TEXTE À LIRE:
== == ==

3607. — À MADAME DE GRAFFIGNY.
Aux Délices, 16 mai.

Je suis bien sensible, madame, à la marque de confiance que vous me donnez. Nous pouvons nous dire l’un à l’autre ce que nous pensons du public, de cette mer orageuse que tous les vents agitent, et qui tantôt vous conduit au port, tantôt vous brise contre un écueil ; de cette multitude qui juge de tout au hasard, qui élève une statue pour lui casser le nez, qui fait tout à tort et à travers : de ces voix discordantes qui crient hosanna le matin, et crucifige le soir ; de ces gens qui font du bien et du mal sans savoir ce qu’ils font. Les hommes ne méritent certainement pas qu’on se livre à leur jugement, et qu’on fasse dépendre son bonheur de leur manière de penser. J’ai tâté de cet abominable esclavage, et j’ai heureusement fini par fuir tous les esclavages possibles.

== == ==

DONNÉES FOURNIES:

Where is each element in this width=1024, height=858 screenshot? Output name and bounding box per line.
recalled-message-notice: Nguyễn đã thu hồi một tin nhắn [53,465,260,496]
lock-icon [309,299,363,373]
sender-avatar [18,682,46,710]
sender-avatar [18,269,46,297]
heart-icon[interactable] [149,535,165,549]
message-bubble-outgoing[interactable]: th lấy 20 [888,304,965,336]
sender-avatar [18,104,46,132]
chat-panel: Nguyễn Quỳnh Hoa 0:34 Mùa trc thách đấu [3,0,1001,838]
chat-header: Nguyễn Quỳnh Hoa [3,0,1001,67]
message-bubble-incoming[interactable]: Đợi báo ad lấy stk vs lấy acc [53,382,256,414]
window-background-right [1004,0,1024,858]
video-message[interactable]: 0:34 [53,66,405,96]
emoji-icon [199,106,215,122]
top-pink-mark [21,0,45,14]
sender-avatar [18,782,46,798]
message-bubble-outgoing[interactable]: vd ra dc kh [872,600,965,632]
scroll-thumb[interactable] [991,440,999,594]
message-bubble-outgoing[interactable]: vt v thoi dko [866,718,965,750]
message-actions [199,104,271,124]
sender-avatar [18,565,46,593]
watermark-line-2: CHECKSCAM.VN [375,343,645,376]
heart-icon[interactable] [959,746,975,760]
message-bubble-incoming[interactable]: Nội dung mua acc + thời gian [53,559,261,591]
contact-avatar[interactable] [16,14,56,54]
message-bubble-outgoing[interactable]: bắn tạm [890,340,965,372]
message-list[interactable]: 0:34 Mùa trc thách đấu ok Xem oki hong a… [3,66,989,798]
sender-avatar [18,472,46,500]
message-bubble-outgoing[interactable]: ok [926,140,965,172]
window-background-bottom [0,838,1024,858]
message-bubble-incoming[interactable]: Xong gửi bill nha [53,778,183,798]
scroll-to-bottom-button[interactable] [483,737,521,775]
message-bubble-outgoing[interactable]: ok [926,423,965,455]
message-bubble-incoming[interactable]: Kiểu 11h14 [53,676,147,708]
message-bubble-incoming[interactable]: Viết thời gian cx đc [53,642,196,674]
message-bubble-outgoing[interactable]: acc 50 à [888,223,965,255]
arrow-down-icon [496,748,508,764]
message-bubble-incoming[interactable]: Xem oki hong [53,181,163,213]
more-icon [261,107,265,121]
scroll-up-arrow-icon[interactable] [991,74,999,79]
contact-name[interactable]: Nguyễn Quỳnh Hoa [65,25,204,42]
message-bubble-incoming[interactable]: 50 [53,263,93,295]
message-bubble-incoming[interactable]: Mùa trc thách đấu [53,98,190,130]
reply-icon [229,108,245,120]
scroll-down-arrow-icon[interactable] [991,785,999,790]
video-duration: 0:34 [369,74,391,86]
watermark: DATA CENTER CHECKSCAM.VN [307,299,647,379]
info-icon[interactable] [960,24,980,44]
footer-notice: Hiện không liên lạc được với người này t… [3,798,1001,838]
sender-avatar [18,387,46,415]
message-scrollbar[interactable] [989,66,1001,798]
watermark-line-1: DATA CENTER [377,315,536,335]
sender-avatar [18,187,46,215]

== == ==

CONSIGNES:
1. Recopiez à l'identique les enregistrements, du tout premier jusqu'à la ligne qui contient "emoji-icon [199,106,215,122]", celle-ci comprise.
2. Poursuivez la lettre à Madame de Graffigny à partir de sa dernière phrase.

RÉPONSES PAR CONSIGNE:
1.
Where is each element in this width=1024, height=858 screenshot? Output name and bounding box per line.
recalled-message-notice: Nguyễn đã thu hồi một tin nhắn [53,465,260,496]
lock-icon [309,299,363,373]
sender-avatar [18,682,46,710]
sender-avatar [18,269,46,297]
heart-icon[interactable] [149,535,165,549]
message-bubble-outgoing[interactable]: th lấy 20 [888,304,965,336]
sender-avatar [18,104,46,132]
chat-panel: Nguyễn Quỳnh Hoa 0:34 Mùa trc thách đấu [3,0,1001,838]
chat-header: Nguyễn Quỳnh Hoa [3,0,1001,67]
message-bubble-incoming[interactable]: Đợi báo ad lấy stk vs lấy acc [53,382,256,414]
window-background-right [1004,0,1024,858]
video-message[interactable]: 0:34 [53,66,405,96]
emoji-icon [199,106,215,122]

2.
Quand j’ai quelques rogatons tragiques ou comiques dans mon portefeuille, je me garde de les envoyer à votre parterre. C’est mon vin du cru ; je le bois avec mes amis. J’histrionne pour mon plaisir, sans avoir ni cabale à craindre, ni caprice à essuyer. Il faut vivre un peu pour soi, pour sa société ; alors on est en paix. Qui se donne au monde est en guerre ; et, pour faire la guerre, il faut qu’il y ait prodigieusement à gagner, sans quoi on la fait en dupe : ce qui est arrivé quelquefois à quelques puissances de ce monde.

Au reste, les cabales n’empêcheront jamais que vous ne soyez la personne du monde qui a l’esprit le plus aimable et le meilleur goût. Je n’ose vous prier de m’envoyer votre Grecque[1] ; mais je vous avoue pourtant que les lettres de la mère me donnent une grande envie de voir la Fille. Comptez, madame, sur la tendre et respectueuse amitié du Suisse V.

  1. La Fille d’Aristide.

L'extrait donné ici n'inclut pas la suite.